> Goal of the exercise: Could you copy out, character for character, everything from the very start of the items below down to and including the line containing "336, 74, 350]"?

> Data for this exercise:
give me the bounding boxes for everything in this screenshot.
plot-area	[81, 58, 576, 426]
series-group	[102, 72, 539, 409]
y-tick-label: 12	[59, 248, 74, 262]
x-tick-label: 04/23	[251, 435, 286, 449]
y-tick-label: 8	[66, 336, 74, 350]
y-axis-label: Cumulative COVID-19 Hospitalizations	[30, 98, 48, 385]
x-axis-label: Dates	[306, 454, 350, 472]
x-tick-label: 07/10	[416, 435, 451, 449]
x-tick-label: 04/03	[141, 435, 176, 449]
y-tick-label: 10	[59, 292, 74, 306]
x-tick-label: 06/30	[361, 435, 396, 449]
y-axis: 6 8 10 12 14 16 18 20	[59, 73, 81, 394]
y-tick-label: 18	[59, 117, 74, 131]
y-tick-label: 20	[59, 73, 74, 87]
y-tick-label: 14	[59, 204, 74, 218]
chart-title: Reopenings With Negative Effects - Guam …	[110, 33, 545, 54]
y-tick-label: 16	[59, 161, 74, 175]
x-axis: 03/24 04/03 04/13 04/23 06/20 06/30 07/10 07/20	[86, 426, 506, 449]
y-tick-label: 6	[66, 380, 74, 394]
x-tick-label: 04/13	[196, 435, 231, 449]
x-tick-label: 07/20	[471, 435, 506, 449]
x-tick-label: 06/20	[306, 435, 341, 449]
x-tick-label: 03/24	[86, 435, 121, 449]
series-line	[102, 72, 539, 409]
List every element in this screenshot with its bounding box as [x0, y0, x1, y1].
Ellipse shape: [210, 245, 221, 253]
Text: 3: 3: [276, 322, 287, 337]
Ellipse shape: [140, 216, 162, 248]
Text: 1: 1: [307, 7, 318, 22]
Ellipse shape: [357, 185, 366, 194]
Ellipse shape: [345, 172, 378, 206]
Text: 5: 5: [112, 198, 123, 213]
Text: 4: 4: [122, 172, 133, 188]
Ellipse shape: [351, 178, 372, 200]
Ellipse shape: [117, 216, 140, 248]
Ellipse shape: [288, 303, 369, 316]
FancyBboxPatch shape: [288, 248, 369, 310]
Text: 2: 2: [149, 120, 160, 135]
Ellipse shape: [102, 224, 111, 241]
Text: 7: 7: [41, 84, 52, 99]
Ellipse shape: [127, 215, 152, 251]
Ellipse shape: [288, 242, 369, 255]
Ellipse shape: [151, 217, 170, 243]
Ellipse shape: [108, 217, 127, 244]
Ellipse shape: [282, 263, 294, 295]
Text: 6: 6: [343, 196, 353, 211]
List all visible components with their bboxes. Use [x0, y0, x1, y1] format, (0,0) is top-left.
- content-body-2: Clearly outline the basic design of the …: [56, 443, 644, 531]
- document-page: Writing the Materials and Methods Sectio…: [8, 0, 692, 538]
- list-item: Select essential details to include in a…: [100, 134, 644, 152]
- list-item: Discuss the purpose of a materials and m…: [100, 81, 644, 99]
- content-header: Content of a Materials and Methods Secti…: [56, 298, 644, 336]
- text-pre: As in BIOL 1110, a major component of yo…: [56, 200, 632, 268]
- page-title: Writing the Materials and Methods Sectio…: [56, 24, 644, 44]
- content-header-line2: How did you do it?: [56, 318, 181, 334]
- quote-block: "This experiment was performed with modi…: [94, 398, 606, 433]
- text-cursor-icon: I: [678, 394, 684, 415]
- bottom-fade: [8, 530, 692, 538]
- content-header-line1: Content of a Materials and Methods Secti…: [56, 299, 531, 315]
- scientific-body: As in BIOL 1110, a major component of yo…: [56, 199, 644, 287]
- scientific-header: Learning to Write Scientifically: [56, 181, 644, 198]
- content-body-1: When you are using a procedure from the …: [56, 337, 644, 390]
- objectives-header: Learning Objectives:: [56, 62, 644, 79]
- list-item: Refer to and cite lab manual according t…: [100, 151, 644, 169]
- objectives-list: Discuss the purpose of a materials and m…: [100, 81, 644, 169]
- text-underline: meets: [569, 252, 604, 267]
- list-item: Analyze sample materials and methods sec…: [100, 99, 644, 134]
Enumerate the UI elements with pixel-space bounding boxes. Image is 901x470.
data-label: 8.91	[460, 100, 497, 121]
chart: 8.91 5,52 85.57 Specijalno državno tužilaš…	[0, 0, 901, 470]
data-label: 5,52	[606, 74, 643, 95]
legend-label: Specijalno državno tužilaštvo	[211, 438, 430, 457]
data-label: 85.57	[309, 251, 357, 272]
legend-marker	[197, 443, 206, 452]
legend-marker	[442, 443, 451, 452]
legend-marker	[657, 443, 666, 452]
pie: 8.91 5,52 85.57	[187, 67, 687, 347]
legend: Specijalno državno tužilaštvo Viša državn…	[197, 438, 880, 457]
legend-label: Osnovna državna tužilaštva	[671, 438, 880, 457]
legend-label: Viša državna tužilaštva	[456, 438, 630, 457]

> The solution:
give me the bounding boxes for everything in this screenshot.
plot-area	[81, 58, 576, 426]
series-group	[102, 72, 539, 409]
y-tick-label: 12	[59, 248, 74, 262]
x-tick-label: 04/23	[251, 435, 286, 449]
y-tick-label: 8	[66, 336, 74, 350]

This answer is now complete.